* _Dataset rows_:
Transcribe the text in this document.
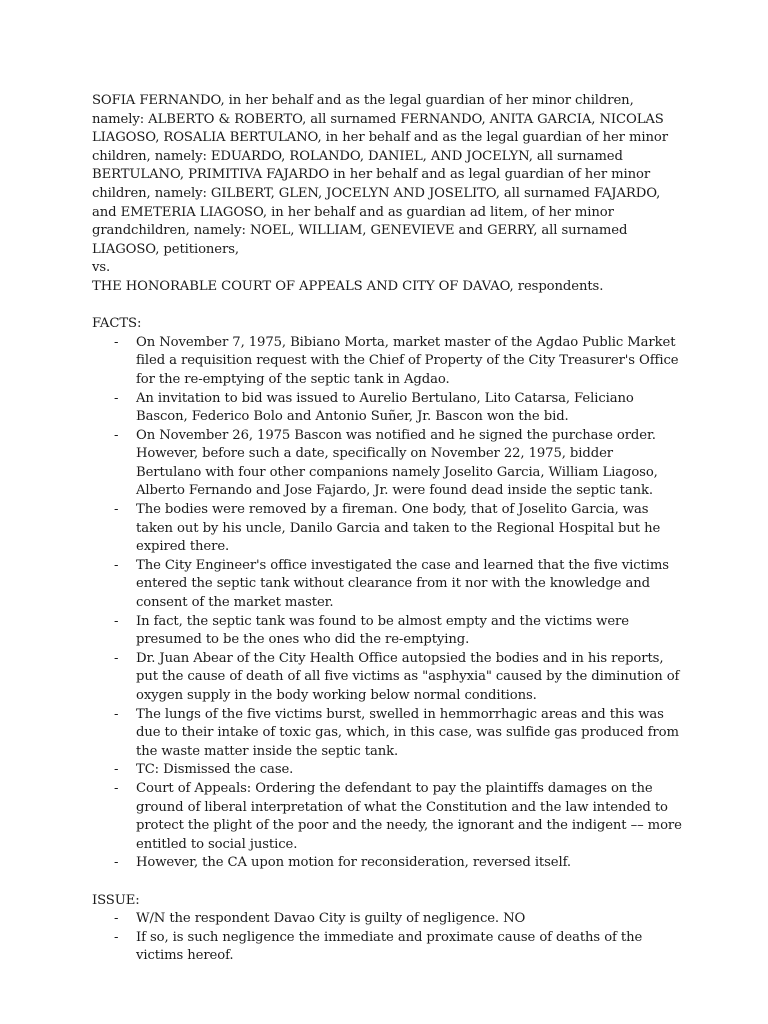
SOFIA FERNANDO, in her behalf and as the legal guardian of her minor children, namely: ALBERTO & ROBERTO, all surnamed FERNANDO, ANITA GARCIA, NICOLAS LIAGOSO, ROSALIA BERTULANO, in her behalf and as the legal guardian of her minor children, namely: EDUARDO, ROLANDO, DANIEL, AND JOCELYN, all surnamed BERTULANO, PRIMITIVA FAJARDO in her behalf and as legal guardian of her minor children, namely: GILBERT, GLEN, JOCELYN AND JOSELITO, all surnamed FAJARDO, and EMETERIA LIAGOSO, in her behalf and as guardian ad litem, of her minor grandchildren, namely: NOEL, WILLIAM, GENEVIEVE and GERRY, all surnamed LIAGOSO, petitioners,

vs.

THE HONORABLE COURT OF APPEALS AND CITY OF DAVAO, respondents.

FACTS:

- On November 7, 1975, Bibiano Morta, market master of the Agdao Public Market filed a requisition request with the Chief of Property of the City Treasurer's Office for the re-emptying of the septic tank in Agdao.
- An invitation to bid was issued to Aurelio Bertulano, Lito Catarsa, Feliciano Bascon, Federico Bolo and Antonio Suñer, Jr. Bascon won the bid.
- On November 26, 1975 Bascon was notified and he signed the purchase order. However, before such a date, specifically on November 22, 1975, bidder Bertulano with four other companions namely Joselito Garcia, William Liagoso, Alberto Fernando and Jose Fajardo, Jr. were found dead inside the septic tank.
- The bodies were removed by a fireman. One body, that of Joselito Garcia, was taken out by his uncle, Danilo Garcia and taken to the Regional Hospital but he expired there.
- The City Engineer's office investigated the case and learned that the five victims entered the septic tank without clearance from it nor with the knowledge and consent of the market master.
- In fact, the septic tank was found to be almost empty and the victims were presumed to be the ones who did the re-emptying.
- Dr. Juan Abear of the City Health Office autopsied the bodies and in his reports, put the cause of death of all five victims as "asphyxia" caused by the diminution of oxygen supply in the body working below normal conditions.
- The lungs of the five victims burst, swelled in hemmorrhagic areas and this was due to their intake of toxic gas, which, in this case, was sulfide gas produced from the waste matter inside the septic tank.
- TC: Dismissed the case.
- Court of Appeals: Ordering the defendant to pay the plaintiffs damages on the ground of liberal interpretation of what the Constitution and the law intended to protect the plight of the poor and the needy, the ignorant and the indigent –– more entitled to social justice.
- However, the CA upon motion for reconsideration, reversed itself.

ISSUE:

- W/N the respondent Davao City is guilty of negligence. NO
- If so, is such negligence the immediate and proximate cause of deaths of the victims hereof.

* _What needs to be done_: Transcribe all the data word for word; the images stay out.

* _Result_:
Transcribe the text in this document.
SOFIA FERNANDO, in her behalf and as the legal guardian of her minor children, namely: ALBERTO & ROBERTO, all surnamed FERNANDO, ANITA GARCIA, NICOLAS LIAGOSO, ROSALIA BERTULANO, in her behalf and as the legal guardian of her minor children, namely: EDUARDO, ROLANDO, DANIEL, AND JOCELYN, all surnamed BERTULANO, PRIMITIVA FAJARDO in her behalf and as legal guardian of her minor children, namely: GILBERT, GLEN, JOCELYN AND JOSELITO, all surnamed FAJARDO, and EMETERIA LIAGOSO, in her behalf and as guardian ad litem, of her minor grandchildren, namely: NOEL, WILLIAM, GENEVIEVE and GERRY, all surnamed LIAGOSO, petitioners,

vs.

THE HONORABLE COURT OF APPEALS AND CITY OF DAVAO, respondents.

FACTS:

- On November 7, 1975, Bibiano Morta, market master of the Agdao Public Market filed a requisition request with the Chief of Property of the City Treasurer's Office for the re-emptying of the septic tank in Agdao.
- An invitation to bid was issued to Aurelio Bertulano, Lito Catarsa, Feliciano Bascon, Federico Bolo and Antonio Suñer, Jr. Bascon won the bid.
- On November 26, 1975 Bascon was notified and he signed the purchase order. However, before such a date, specifically on November 22, 1975, bidder Bertulano with four other companions namely Joselito Garcia, William Liagoso, Alberto Fernando and Jose Fajardo, Jr. were found dead inside the septic tank.
- The bodies were removed by a fireman. One body, that of Joselito Garcia, was taken out by his uncle, Danilo Garcia and taken to the Regional Hospital but he expired there.
- The City Engineer's office investigated the case and learned that the five victims entered the septic tank without clearance from it nor with the knowledge and consent of the market master.
- In fact, the septic tank was found to be almost empty and the victims were presumed to be the ones who did the re-emptying.
- Dr. Juan Abear of the City Health Office autopsied the bodies and in his reports, put the cause of death of all five victims as "asphyxia" caused by the diminution of oxygen supply in the body working below normal conditions.
- The lungs of the five victims burst, swelled in hemmorrhagic areas and this was due to their intake of toxic gas, which, in this case, was sulfide gas produced from the waste matter inside the septic tank.
- TC: Dismissed the case.
- Court of Appeals: Ordering the defendant to pay the plaintiffs damages on the ground of liberal interpretation of what the Constitution and the law intended to protect the plight of the poor and the needy, the ignorant and the indigent –– more entitled to social justice.
- However, the CA upon motion for reconsideration, reversed itself.

ISSUE:

- W/N the respondent Davao City is guilty of negligence. NO
- If so, is such negligence the immediate and proximate cause of deaths of the victims hereof.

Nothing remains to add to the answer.